>> Begin DATA FOR PROCESSING

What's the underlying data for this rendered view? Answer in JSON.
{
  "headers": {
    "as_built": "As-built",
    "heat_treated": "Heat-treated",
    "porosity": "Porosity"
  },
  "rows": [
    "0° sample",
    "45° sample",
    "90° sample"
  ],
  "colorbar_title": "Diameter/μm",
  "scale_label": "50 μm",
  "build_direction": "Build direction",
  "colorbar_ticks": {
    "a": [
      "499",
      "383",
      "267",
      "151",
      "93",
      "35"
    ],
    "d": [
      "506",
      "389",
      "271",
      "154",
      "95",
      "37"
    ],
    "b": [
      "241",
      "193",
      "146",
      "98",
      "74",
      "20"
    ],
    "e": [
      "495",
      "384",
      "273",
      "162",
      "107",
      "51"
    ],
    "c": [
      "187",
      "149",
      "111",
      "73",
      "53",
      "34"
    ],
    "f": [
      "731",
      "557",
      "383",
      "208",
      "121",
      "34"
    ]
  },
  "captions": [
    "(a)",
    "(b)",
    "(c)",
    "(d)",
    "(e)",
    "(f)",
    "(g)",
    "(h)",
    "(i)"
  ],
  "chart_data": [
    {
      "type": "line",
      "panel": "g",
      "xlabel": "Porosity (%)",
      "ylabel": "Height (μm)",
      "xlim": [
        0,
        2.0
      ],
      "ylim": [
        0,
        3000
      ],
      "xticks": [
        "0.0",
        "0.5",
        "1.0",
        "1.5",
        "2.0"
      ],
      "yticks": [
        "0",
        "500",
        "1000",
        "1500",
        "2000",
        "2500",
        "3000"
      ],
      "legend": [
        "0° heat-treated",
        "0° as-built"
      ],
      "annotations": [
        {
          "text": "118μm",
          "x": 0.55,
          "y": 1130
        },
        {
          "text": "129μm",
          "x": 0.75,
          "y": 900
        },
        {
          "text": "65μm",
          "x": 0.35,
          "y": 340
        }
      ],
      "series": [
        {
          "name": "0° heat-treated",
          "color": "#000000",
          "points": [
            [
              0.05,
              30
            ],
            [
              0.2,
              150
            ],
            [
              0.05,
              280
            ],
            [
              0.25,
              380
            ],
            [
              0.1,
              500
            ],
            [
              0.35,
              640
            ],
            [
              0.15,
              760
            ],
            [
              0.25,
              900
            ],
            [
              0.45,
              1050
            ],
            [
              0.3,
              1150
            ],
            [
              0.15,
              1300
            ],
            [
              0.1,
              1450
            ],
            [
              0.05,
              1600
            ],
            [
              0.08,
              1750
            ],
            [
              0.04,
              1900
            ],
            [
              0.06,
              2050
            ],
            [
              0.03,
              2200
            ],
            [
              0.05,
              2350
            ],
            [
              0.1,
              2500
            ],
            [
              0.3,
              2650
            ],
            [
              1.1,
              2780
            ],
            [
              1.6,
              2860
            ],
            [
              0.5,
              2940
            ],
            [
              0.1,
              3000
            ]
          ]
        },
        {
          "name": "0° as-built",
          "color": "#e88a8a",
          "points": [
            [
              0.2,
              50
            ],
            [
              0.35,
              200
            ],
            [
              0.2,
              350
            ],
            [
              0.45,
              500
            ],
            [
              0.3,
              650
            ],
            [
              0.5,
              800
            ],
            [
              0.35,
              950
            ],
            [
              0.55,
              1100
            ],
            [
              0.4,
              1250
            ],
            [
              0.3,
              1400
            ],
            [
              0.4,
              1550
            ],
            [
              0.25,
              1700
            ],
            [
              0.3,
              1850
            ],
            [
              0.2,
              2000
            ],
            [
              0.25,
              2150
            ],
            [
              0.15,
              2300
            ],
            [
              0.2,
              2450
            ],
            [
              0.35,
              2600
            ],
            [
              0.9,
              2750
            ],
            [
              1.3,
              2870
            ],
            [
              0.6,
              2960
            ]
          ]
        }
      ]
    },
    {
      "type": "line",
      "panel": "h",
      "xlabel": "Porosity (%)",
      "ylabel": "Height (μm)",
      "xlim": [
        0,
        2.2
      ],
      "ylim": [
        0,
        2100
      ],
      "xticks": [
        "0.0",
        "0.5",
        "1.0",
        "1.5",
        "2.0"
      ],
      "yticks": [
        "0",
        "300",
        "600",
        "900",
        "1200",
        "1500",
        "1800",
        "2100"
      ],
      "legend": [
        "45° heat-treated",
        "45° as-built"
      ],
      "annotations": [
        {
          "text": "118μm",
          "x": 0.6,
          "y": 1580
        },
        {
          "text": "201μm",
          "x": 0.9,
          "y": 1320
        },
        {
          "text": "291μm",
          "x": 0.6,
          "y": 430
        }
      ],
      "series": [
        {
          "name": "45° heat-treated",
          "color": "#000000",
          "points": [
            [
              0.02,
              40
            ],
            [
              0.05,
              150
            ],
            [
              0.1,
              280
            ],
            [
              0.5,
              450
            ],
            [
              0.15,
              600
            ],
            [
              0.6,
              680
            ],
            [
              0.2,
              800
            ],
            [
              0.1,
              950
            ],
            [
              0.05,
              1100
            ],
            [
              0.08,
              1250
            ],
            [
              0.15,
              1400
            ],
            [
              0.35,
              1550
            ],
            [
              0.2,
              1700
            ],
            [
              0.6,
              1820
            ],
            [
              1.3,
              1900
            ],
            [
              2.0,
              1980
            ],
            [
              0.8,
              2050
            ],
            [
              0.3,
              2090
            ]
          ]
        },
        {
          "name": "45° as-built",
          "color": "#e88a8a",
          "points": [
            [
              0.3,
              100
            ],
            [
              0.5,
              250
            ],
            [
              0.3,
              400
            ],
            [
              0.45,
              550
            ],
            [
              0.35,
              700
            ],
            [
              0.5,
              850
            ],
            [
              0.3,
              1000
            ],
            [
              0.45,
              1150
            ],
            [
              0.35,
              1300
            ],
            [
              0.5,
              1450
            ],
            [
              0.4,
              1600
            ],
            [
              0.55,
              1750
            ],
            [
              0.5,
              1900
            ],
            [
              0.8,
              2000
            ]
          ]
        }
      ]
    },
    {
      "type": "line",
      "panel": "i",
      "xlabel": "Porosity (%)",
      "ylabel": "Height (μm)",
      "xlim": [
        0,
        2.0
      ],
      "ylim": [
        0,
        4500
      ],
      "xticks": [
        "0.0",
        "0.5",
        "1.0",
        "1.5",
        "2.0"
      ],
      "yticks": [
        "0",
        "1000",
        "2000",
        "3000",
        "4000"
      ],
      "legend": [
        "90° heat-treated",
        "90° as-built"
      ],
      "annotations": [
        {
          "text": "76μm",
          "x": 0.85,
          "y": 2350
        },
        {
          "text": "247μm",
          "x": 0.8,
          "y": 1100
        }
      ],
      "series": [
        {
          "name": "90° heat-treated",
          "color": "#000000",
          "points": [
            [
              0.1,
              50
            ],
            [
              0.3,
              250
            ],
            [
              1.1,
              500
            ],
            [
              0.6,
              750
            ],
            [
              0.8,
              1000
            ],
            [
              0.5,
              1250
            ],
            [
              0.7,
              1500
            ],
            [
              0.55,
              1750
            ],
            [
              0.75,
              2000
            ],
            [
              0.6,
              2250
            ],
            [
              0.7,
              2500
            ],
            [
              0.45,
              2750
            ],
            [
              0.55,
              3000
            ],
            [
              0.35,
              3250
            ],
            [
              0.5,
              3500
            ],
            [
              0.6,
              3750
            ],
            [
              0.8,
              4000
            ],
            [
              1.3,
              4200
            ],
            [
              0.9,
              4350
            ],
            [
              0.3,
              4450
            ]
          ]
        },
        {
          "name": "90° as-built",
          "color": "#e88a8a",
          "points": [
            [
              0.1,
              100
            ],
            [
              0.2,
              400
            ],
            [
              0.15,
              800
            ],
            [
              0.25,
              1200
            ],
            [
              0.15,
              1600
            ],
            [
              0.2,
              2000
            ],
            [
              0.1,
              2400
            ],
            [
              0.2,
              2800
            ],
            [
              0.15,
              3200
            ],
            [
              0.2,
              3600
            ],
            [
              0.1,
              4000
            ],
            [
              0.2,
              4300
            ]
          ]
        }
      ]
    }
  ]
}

>> End DATA FOR PROCESSING

AIM >>
Select every line of the material above holding the word "name" and copy it.

RESULT OF THE EXERCISE >>
          "name": "0° heat-treated",
          "name": "0° as-built",
          "name": "45° heat-treated",
          "name": "45° as-built",
          "name": "90° heat-treated",
          "name": "90° as-built",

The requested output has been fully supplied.